RECORDS SUPPLIED
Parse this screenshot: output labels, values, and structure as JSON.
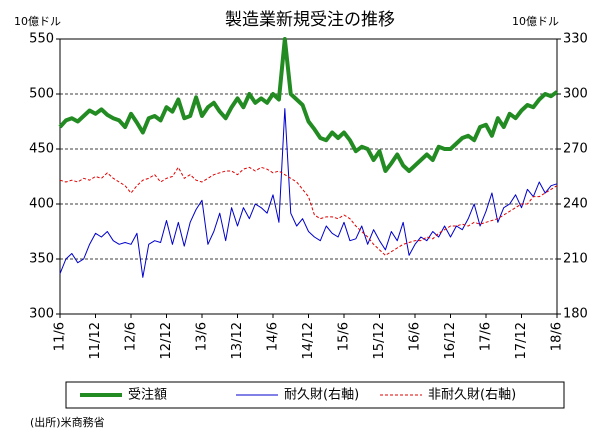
{
  "chart_data": {
    "type": "line",
    "title": "製造業新規受注の推移",
    "y_label": "10億ドル",
    "y2_label": "10億ドル",
    "source": "(出所)米商務省",
    "categories": [
      "11/6",
      null,
      null,
      null,
      null,
      null,
      "11/12",
      null,
      null,
      null,
      null,
      null,
      "12/6",
      null,
      null,
      null,
      null,
      null,
      "12/12",
      null,
      null,
      null,
      null,
      null,
      "13/6",
      null,
      null,
      null,
      null,
      null,
      "13/12",
      null,
      null,
      null,
      null,
      null,
      "14/6",
      null,
      null,
      null,
      null,
      null,
      "14/12",
      null,
      null,
      null,
      null,
      null,
      "15/6",
      null,
      null,
      null,
      null,
      null,
      "15/12",
      null,
      null,
      null,
      null,
      null,
      "16/6",
      null,
      null,
      null,
      null,
      null,
      "16/12",
      null,
      null,
      null,
      null,
      null,
      "17/6",
      null,
      null,
      null,
      null,
      null,
      "17/12",
      null,
      null,
      null,
      null,
      null,
      "18/6"
    ],
    "ylim": [
      300,
      550
    ],
    "yticks": [
      300,
      350,
      400,
      450,
      500,
      550
    ],
    "y2lim": [
      180,
      330
    ],
    "y2ticks": [
      180,
      210,
      240,
      270,
      300,
      330
    ],
    "grid": true,
    "series": [
      {
        "name": "受注額",
        "color": "#228b22",
        "style": "solid",
        "width": 4,
        "values": [
          470,
          476,
          478,
          475,
          480,
          485,
          482,
          486,
          481,
          478,
          476,
          470,
          482,
          474,
          465,
          478,
          480,
          476,
          488,
          484,
          495,
          478,
          480,
          497,
          480,
          488,
          492,
          484,
          478,
          488,
          496,
          488,
          500,
          492,
          496,
          492,
          500,
          495,
          550,
          500,
          495,
          490,
          475,
          468,
          460,
          458,
          465,
          460,
          465,
          458,
          448,
          452,
          450,
          440,
          448,
          430,
          437,
          445,
          435,
          430,
          435,
          440,
          445,
          440,
          452,
          450,
          450,
          455,
          460,
          462,
          458,
          470,
          472,
          462,
          478,
          470,
          482,
          478,
          485,
          490,
          488,
          495,
          500,
          498,
          502
        ]
      },
      {
        "name": "耐久財(右軸)",
        "color": "#0000cc",
        "style": "solid",
        "width": 1,
        "axis": "y2",
        "values": [
          202,
          210,
          213,
          208,
          210,
          218,
          224,
          222,
          225,
          220,
          218,
          219,
          218,
          224,
          200,
          218,
          220,
          219,
          231,
          218,
          230,
          217,
          230,
          237,
          242,
          218,
          225,
          235,
          220,
          238,
          228,
          238,
          232,
          240,
          238,
          235,
          245,
          230,
          292,
          235,
          228,
          232,
          225,
          222,
          220,
          228,
          224,
          222,
          230,
          220,
          221,
          228,
          218,
          226,
          220,
          215,
          225,
          220,
          230,
          212,
          218,
          222,
          220,
          225,
          222,
          228,
          222,
          228,
          226,
          232,
          240,
          228,
          236,
          246,
          230,
          238,
          240,
          245,
          238,
          248,
          244,
          252,
          246,
          250,
          251
        ]
      },
      {
        "name": "非耐久財(右軸)",
        "color": "#e00000",
        "style": "dashed",
        "width": 1,
        "axis": "y2",
        "values": [
          253,
          252,
          253,
          252,
          254,
          253,
          255,
          254,
          257,
          254,
          252,
          250,
          246,
          250,
          253,
          254,
          256,
          252,
          254,
          255,
          260,
          254,
          256,
          253,
          252,
          254,
          256,
          257,
          258,
          258,
          256,
          259,
          260,
          258,
          260,
          259,
          257,
          258,
          256,
          254,
          252,
          248,
          244,
          234,
          232,
          233,
          233,
          232,
          234,
          232,
          228,
          225,
          222,
          218,
          215,
          212,
          214,
          216,
          218,
          219,
          220,
          220,
          222,
          221,
          224,
          226,
          228,
          228,
          229,
          228,
          230,
          229,
          230,
          231,
          232,
          234,
          236,
          238,
          240,
          240,
          244,
          244,
          246,
          248,
          250
        ]
      }
    ]
  }
}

SET PROBLEM
Write out the listing word for word, omitting the pictures it holds.

COMPLETED EXERCISE
Parse this screenshot: output labels, values, and structure as JSON.
{
  "chart_data": {
    "type": "line",
    "title": "製造業新規受注の推移",
    "y_label": "10億ドル",
    "y2_label": "10億ドル",
    "source": "(出所)米商務省",
    "categories": [
      "11/6",
      null,
      null,
      null,
      null,
      null,
      "11/12",
      null,
      null,
      null,
      null,
      null,
      "12/6",
      null,
      null,
      null,
      null,
      null,
      "12/12",
      null,
      null,
      null,
      null,
      null,
      "13/6",
      null,
      null,
      null,
      null,
      null,
      "13/12",
      null,
      null,
      null,
      null,
      null,
      "14/6",
      null,
      null,
      null,
      null,
      null,
      "14/12",
      null,
      null,
      null,
      null,
      null,
      "15/6",
      null,
      null,
      null,
      null,
      null,
      "15/12",
      null,
      null,
      null,
      null,
      null,
      "16/6",
      null,
      null,
      null,
      null,
      null,
      "16/12",
      null,
      null,
      null,
      null,
      null,
      "17/6",
      null,
      null,
      null,
      null,
      null,
      "17/12",
      null,
      null,
      null,
      null,
      null,
      "18/6"
    ],
    "ylim": [
      300,
      550
    ],
    "yticks": [
      300,
      350,
      400,
      450,
      500,
      550
    ],
    "y2lim": [
      180,
      330
    ],
    "y2ticks": [
      180,
      210,
      240,
      270,
      300,
      330
    ],
    "grid": true,
    "series": [
      {
        "name": "受注額",
        "color": "#228b22",
        "style": "solid",
        "width": 4,
        "values": [
          470,
          476,
          478,
          475,
          480,
          485,
          482,
          486,
          481,
          478,
          476,
          470,
          482,
          474,
          465,
          478,
          480,
          476,
          488,
          484,
          495,
          478,
          480,
          497,
          480,
          488,
          492,
          484,
          478,
          488,
          496,
          488,
          500,
          492,
          496,
          492,
          500,
          495,
          550,
          500,
          495,
          490,
          475,
          468,
          460,
          458,
          465,
          460,
          465,
          458,
          448,
          452,
          450,
          440,
          448,
          430,
          437,
          445,
          435,
          430,
          435,
          440,
          445,
          440,
          452,
          450,
          450,
          455,
          460,
          462,
          458,
          470,
          472,
          462,
          478,
          470,
          482,
          478,
          485,
          490,
          488,
          495,
          500,
          498,
          502
        ]
      },
      {
        "name": "耐久財(右軸)",
        "color": "#0000cc",
        "style": "solid",
        "width": 1,
        "axis": "y2",
        "values": [
          202,
          210,
          213,
          208,
          210,
          218,
          224,
          222,
          225,
          220,
          218,
          219,
          218,
          224,
          200,
          218,
          220,
          219,
          231,
          218,
          230,
          217,
          230,
          237,
          242,
          218,
          225,
          235,
          220,
          238,
          228,
          238,
          232,
          240,
          238,
          235,
          245,
          230,
          292,
          235,
          228,
          232,
          225,
          222,
          220,
          228,
          224,
          222,
          230,
          220,
          221,
          228,
          218,
          226,
          220,
          215,
          225,
          220,
          230,
          212,
          218,
          222,
          220,
          225,
          222,
          228,
          222,
          228,
          226,
          232,
          240,
          228,
          236,
          246,
          230,
          238,
          240,
          245,
          238,
          248,
          244,
          252,
          246,
          250,
          251
        ]
      },
      {
        "name": "非耐久財(右軸)",
        "color": "#e00000",
        "style": "dashed",
        "width": 1,
        "axis": "y2",
        "values": [
          253,
          252,
          253,
          252,
          254,
          253,
          255,
          254,
          257,
          254,
          252,
          250,
          246,
          250,
          253,
          254,
          256,
          252,
          254,
          255,
          260,
          254,
          256,
          253,
          252,
          254,
          256,
          257,
          258,
          258,
          256,
          259,
          260,
          258,
          260,
          259,
          257,
          258,
          256,
          254,
          252,
          248,
          244,
          234,
          232,
          233,
          233,
          232,
          234,
          232,
          228,
          225,
          222,
          218,
          215,
          212,
          214,
          216,
          218,
          219,
          220,
          220,
          222,
          221,
          224,
          226,
          228,
          228,
          229,
          228,
          230,
          229,
          230,
          231,
          232,
          234,
          236,
          238,
          240,
          240,
          244,
          244,
          246,
          248,
          250
        ]
      }
    ]
  }
}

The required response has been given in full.